Extracted data:
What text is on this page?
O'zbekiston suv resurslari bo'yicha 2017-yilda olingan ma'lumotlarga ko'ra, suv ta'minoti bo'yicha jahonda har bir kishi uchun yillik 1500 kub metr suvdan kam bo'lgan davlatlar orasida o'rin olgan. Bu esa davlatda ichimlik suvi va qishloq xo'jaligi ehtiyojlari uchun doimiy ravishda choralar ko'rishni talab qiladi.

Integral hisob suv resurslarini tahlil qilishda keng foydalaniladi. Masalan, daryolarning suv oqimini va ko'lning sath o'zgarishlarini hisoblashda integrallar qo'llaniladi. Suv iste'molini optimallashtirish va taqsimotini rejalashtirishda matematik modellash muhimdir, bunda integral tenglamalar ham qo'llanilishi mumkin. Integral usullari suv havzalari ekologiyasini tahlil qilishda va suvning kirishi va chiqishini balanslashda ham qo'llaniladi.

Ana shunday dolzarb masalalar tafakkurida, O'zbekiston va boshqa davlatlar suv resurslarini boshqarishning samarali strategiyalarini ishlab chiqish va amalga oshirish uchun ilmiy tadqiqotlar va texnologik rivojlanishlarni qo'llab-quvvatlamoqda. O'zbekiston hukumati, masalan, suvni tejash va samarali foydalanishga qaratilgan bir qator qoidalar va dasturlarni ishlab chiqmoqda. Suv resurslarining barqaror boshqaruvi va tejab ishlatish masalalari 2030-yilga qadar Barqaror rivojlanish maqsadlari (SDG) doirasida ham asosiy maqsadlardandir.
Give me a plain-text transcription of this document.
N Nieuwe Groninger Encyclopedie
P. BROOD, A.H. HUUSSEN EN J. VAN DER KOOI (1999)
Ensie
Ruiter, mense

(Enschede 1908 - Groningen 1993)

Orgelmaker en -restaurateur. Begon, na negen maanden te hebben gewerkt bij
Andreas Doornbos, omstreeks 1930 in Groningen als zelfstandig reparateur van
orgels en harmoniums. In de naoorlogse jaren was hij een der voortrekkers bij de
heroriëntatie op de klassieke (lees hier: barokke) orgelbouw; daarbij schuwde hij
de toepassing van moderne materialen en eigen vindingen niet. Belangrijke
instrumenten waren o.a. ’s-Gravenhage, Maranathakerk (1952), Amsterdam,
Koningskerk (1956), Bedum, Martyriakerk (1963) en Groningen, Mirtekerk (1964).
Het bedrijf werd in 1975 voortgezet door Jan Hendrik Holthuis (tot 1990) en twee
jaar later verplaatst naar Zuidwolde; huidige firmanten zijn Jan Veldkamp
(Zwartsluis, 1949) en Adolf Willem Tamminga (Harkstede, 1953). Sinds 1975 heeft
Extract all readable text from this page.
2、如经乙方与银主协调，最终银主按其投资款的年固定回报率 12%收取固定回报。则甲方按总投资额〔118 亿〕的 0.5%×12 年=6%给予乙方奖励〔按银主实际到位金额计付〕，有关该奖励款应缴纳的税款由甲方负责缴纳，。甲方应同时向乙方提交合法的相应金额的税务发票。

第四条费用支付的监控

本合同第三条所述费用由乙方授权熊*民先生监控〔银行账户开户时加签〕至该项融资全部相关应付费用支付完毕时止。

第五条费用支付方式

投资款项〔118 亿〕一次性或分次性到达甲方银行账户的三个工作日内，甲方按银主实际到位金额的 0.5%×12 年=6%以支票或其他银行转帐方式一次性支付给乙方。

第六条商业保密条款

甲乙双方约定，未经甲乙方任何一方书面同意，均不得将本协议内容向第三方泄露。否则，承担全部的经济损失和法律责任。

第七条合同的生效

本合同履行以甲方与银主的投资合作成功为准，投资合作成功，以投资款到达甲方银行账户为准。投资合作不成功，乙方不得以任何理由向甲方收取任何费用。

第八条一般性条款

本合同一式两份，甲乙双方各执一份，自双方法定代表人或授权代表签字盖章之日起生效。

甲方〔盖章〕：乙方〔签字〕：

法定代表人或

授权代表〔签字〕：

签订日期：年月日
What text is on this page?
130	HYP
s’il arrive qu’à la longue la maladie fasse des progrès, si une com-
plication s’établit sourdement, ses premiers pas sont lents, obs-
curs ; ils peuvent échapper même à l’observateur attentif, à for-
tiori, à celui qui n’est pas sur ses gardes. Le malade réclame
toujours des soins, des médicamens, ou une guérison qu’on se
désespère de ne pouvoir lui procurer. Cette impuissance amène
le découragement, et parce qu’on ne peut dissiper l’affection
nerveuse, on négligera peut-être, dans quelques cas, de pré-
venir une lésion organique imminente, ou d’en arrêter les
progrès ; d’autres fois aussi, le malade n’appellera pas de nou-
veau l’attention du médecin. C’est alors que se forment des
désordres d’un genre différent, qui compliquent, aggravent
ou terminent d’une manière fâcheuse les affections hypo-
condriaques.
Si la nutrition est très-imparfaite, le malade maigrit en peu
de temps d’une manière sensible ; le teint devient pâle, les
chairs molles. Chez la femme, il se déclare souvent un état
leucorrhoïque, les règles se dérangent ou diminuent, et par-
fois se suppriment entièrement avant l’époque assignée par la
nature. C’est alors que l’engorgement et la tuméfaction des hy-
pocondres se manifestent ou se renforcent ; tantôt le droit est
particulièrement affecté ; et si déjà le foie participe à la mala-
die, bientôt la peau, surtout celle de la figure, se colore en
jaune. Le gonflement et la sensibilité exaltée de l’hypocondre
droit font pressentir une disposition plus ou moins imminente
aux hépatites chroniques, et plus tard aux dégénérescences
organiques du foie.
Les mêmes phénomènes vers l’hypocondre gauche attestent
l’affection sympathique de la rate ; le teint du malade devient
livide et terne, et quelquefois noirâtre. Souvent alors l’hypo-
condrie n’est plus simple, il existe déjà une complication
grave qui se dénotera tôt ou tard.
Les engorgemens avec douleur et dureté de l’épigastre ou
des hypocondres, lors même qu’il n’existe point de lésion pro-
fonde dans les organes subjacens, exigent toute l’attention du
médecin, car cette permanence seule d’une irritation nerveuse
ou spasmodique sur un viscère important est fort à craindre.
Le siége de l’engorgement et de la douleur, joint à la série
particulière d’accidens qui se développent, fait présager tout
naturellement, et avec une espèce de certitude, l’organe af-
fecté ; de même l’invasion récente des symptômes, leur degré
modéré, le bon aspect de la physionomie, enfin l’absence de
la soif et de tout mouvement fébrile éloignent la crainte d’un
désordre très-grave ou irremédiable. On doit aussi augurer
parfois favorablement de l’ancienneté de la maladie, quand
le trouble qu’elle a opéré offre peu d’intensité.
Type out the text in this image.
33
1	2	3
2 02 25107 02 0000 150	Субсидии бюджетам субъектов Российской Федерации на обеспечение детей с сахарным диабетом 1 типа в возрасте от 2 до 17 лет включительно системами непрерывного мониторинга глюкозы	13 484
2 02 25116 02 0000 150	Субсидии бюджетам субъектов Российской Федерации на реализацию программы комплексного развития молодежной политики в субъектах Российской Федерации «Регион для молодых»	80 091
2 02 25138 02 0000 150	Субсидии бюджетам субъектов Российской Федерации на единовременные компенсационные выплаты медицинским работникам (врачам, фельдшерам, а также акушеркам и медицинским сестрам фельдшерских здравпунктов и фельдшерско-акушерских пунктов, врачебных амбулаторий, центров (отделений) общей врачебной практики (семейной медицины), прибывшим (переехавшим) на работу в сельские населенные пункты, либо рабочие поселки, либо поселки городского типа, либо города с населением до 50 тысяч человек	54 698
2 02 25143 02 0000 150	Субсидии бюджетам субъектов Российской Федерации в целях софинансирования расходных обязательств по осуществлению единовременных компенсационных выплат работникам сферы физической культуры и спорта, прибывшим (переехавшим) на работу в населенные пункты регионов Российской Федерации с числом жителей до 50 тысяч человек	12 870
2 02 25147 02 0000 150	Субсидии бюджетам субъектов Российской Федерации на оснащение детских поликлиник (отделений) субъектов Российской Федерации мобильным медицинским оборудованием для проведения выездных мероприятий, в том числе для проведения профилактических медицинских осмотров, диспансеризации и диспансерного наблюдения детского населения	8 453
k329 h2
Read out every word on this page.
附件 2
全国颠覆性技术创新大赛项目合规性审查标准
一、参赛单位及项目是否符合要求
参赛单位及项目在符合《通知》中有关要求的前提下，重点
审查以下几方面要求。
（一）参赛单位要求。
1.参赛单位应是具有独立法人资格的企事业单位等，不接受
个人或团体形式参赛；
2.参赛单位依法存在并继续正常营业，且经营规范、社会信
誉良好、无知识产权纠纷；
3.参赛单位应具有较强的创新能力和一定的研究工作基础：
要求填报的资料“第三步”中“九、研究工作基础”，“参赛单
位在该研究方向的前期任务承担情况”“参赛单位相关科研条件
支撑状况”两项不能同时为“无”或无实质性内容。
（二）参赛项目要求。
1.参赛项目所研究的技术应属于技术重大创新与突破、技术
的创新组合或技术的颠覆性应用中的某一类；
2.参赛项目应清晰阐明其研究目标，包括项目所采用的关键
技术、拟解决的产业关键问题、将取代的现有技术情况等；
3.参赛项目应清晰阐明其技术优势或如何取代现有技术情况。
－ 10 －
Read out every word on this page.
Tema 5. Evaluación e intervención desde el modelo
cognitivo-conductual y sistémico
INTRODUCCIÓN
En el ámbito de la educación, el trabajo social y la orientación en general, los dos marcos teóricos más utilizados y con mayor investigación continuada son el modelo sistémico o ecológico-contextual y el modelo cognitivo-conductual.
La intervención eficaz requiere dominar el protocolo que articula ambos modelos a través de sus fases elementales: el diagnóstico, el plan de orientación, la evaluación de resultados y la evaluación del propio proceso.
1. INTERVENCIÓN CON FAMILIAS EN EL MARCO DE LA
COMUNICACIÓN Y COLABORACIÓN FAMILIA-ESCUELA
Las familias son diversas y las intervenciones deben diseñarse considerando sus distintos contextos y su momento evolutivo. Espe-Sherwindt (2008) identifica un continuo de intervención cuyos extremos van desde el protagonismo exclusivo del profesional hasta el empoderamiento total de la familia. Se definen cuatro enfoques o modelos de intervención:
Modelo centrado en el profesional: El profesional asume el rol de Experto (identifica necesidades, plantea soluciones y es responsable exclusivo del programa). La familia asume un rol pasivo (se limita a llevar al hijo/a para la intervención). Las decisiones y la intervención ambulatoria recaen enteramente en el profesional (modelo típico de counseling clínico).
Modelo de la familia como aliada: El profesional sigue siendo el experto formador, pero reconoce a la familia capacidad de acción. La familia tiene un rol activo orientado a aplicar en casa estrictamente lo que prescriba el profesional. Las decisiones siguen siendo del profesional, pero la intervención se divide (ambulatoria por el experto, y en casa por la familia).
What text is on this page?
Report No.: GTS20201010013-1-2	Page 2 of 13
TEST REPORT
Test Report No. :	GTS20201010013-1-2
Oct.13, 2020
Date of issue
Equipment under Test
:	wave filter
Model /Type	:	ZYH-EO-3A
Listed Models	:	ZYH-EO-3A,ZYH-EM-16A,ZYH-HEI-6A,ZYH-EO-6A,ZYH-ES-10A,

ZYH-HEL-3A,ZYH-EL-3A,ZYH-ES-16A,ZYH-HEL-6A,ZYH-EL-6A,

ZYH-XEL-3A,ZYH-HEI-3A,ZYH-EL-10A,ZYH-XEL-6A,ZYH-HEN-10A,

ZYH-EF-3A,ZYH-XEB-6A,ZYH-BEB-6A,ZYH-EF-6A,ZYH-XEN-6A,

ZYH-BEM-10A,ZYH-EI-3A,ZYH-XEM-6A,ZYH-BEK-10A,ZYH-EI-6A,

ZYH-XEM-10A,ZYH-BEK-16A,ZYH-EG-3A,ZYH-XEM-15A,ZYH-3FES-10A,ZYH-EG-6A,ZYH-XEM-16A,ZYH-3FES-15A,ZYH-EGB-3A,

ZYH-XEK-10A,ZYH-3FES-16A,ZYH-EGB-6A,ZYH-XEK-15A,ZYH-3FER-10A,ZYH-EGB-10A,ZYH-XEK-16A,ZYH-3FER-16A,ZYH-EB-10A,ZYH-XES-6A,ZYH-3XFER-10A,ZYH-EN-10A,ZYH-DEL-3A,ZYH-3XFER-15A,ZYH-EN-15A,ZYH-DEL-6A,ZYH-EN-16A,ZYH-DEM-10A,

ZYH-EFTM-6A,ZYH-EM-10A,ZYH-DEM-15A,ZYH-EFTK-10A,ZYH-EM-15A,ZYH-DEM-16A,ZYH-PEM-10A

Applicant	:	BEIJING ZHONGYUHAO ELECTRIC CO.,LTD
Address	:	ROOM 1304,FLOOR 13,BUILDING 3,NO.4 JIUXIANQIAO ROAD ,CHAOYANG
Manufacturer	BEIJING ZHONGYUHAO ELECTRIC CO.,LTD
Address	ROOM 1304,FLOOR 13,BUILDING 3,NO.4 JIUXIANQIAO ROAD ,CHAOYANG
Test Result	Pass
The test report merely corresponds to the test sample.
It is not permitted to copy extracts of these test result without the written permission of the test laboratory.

What is expected: Report only how many lines in the records contain the word "zbekiston".

Written reply: 2